# WHAT YOU NEED TO DO:
Each line below must be set down exactly; omit any image you find.

Records from a collection of figures:
****************************************
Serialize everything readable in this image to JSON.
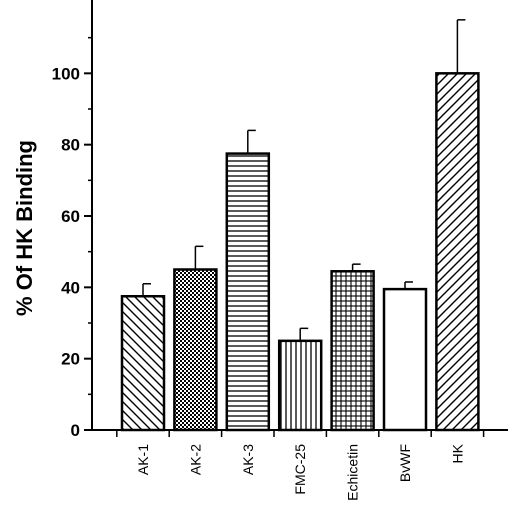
{
  "chart_data": {
    "type": "bar",
    "title": "",
    "xlabel": "",
    "ylabel": "% Of HK Binding",
    "ylim": [
      0,
      120
    ],
    "yticks": [
      0,
      20,
      40,
      60,
      80,
      100
    ],
    "categories": [
      "AK-1",
      "AK-2",
      "AK-3",
      "FMC-25",
      "Echicetin",
      "BvWF",
      "HK"
    ],
    "values": [
      37.5,
      45,
      77.5,
      25,
      44.5,
      39.5,
      100
    ],
    "errors": [
      3.5,
      6.5,
      6.5,
      3.5,
      2,
      2,
      15
    ],
    "patterns": [
      "diag-back",
      "dots",
      "horizontal",
      "vertical",
      "crosshatch",
      "none",
      "diag-forward"
    ],
    "grid": false,
    "legend": "none"
  }
}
****************************************
# OUTPUT FOR THIS TASK:
Serialize everything readable in this image to JSON.
{
  "chart_data": {
    "type": "bar",
    "title": "",
    "xlabel": "",
    "ylabel": "% Of HK Binding",
    "ylim": [
      0,
      120
    ],
    "yticks": [
      0,
      20,
      40,
      60,
      80,
      100
    ],
    "categories": [
      "AK-1",
      "AK-2",
      "AK-3",
      "FMC-25",
      "Echicetin",
      "BvWF",
      "HK"
    ],
    "values": [
      37.5,
      45,
      77.5,
      25,
      44.5,
      39.5,
      100
    ],
    "errors": [
      3.5,
      6.5,
      6.5,
      3.5,
      2,
      2,
      15
    ],
    "patterns": [
      "diag-back",
      "dots",
      "horizontal",
      "vertical",
      "crosshatch",
      "none",
      "diag-forward"
    ],
    "grid": false,
    "legend": "none"
  }
}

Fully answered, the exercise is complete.